— PROBLEM REQUIREMENTS —
Write out every record below exactly as it appears.

Stored dataset items:
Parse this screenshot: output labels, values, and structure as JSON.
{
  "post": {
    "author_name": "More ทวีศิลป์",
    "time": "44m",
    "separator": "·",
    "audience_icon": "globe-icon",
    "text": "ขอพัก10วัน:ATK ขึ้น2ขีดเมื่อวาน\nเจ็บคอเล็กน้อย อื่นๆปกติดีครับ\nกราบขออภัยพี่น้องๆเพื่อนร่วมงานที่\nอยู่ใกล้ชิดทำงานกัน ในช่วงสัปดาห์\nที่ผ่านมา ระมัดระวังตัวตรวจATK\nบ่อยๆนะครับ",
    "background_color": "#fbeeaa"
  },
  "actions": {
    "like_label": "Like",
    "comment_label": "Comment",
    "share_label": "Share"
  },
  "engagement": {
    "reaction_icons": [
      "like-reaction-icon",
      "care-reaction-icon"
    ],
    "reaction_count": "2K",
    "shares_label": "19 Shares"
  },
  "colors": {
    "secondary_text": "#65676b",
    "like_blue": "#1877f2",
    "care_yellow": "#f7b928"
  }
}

— REPLY TO THE TASK —
Parse this screenshot: output labels, values, and structure as JSON.
{
  "post": {
    "author_name": "More ทวีศิลป์",
    "time": "44m",
    "separator": "·",
    "audience_icon": "globe-icon",
    "text": "ขอพัก10วัน:ATK ขึ้น2ขีดเมื่อวาน\nเจ็บคอเล็กน้อย อื่นๆปกติดีครับ\nกราบขออภัยพี่น้องๆเพื่อนร่วมงานที่\nอยู่ใกล้ชิดทำงานกัน ในช่วงสัปดาห์\nที่ผ่านมา ระมัดระวังตัวตรวจATK\nบ่อยๆนะครับ",
    "background_color": "#fbeeaa"
  },
  "actions": {
    "like_label": "Like",
    "comment_label": "Comment",
    "share_label": "Share"
  },
  "engagement": {
    "reaction_icons": [
      "like-reaction-icon",
      "care-reaction-icon"
    ],
    "reaction_count": "2K",
    "shares_label": "19 Shares"
  },
  "colors": {
    "secondary_text": "#65676b",
    "like_blue": "#1877f2",
    "care_yellow": "#f7b928"
  }
}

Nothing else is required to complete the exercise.